▶ RECORDS FOR THE EXERCISE:
******************************

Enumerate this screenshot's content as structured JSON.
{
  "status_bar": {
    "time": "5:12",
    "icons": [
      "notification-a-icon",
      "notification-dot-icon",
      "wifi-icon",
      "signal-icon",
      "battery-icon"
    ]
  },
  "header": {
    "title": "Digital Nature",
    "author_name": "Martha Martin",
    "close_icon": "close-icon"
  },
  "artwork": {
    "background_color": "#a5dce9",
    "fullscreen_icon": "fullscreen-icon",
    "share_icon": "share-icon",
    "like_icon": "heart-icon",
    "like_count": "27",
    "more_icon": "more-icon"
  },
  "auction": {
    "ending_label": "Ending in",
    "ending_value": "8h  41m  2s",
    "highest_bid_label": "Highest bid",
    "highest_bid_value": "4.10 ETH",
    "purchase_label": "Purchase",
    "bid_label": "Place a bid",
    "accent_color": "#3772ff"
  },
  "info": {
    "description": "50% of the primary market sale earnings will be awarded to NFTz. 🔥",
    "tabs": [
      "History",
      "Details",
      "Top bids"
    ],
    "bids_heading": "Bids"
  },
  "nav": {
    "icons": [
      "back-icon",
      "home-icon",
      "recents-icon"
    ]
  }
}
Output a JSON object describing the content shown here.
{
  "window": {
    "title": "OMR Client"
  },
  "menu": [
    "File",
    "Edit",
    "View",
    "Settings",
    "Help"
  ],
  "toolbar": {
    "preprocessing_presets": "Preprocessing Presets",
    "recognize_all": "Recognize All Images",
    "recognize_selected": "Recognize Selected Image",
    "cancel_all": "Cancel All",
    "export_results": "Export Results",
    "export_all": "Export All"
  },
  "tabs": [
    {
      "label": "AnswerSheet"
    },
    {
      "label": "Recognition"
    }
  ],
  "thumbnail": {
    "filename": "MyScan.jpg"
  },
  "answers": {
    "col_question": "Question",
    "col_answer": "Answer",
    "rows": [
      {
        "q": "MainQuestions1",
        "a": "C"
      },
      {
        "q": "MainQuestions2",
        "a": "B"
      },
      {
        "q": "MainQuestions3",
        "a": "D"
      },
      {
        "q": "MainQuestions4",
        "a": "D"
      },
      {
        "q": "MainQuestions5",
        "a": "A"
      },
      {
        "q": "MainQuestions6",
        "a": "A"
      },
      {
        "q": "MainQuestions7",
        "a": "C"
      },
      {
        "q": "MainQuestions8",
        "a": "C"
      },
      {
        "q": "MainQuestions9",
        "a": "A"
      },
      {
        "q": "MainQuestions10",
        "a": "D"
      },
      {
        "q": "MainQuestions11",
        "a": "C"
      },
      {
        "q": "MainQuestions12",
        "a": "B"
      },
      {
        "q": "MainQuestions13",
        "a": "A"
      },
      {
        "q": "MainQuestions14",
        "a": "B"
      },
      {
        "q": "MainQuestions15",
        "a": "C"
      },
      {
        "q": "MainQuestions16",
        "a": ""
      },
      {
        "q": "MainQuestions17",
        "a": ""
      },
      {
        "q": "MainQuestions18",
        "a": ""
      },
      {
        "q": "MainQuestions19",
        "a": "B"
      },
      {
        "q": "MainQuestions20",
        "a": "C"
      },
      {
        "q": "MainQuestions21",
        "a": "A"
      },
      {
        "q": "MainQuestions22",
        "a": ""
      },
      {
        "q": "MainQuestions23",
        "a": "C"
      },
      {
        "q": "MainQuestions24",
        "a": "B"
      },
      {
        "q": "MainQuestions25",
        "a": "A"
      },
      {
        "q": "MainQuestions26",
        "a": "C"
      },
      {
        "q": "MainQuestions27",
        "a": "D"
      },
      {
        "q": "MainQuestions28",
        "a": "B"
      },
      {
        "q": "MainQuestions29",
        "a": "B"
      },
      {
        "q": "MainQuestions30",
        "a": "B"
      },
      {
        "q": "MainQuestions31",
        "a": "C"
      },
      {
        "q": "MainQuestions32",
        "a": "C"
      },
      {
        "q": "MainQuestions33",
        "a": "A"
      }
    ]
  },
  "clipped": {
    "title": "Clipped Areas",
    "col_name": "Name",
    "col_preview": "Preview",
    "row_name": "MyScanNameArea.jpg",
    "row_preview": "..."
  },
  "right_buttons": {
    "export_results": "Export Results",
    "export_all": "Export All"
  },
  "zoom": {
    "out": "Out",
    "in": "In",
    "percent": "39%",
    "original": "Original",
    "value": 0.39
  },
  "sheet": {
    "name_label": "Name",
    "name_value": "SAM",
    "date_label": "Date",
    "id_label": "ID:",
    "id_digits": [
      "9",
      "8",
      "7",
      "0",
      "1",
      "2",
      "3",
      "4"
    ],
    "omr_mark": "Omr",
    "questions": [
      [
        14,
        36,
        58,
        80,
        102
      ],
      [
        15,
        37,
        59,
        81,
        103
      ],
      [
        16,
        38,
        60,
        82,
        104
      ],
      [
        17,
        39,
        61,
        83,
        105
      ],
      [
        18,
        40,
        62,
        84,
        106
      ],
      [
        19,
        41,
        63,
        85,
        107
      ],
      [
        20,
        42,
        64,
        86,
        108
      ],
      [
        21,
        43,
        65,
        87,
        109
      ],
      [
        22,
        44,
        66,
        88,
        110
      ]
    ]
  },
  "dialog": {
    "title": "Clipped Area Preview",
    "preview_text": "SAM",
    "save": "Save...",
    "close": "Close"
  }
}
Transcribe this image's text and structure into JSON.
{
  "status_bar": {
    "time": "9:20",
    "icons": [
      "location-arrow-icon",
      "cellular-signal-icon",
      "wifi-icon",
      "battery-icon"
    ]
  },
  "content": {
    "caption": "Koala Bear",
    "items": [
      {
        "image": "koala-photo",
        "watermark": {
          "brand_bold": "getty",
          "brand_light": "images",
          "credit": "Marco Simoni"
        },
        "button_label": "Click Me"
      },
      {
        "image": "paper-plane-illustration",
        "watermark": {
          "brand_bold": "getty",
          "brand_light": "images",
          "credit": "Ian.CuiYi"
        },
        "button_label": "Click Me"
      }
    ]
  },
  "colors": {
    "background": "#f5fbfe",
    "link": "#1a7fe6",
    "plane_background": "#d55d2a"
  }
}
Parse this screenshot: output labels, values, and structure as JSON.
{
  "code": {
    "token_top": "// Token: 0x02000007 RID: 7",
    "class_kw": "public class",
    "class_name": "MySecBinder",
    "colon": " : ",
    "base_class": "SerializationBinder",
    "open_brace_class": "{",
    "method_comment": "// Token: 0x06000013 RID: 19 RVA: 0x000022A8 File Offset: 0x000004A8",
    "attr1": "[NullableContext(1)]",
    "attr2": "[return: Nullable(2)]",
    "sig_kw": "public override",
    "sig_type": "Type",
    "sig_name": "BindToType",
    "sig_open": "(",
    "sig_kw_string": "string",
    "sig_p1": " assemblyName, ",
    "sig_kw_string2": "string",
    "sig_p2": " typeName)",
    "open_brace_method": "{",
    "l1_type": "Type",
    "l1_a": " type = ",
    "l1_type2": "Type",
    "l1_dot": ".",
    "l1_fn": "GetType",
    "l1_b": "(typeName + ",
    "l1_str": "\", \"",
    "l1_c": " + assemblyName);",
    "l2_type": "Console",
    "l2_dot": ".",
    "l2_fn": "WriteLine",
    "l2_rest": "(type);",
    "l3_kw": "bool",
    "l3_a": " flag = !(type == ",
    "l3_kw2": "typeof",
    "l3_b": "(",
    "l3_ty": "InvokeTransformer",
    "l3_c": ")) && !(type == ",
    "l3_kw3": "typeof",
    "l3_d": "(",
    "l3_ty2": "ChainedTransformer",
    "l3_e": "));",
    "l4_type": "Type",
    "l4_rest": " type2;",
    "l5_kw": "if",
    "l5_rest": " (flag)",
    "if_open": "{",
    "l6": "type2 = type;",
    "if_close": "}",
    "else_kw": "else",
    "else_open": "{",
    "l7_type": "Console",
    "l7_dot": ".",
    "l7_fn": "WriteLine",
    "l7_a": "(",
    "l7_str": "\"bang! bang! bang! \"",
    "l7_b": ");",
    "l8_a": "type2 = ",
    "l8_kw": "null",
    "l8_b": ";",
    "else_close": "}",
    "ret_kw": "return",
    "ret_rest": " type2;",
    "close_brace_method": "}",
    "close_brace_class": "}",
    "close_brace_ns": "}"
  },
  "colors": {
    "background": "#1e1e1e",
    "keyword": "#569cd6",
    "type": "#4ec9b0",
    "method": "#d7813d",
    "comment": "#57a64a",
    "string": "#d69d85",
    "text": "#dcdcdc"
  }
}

******************************

▶ WHAT IS BEING ASKED: From the entries above, extract every line where the word "credit" appears.

▶ COMPLETE ANSWER:
          "credit": "Marco Simoni"
          "credit": "Ian.CuiYi"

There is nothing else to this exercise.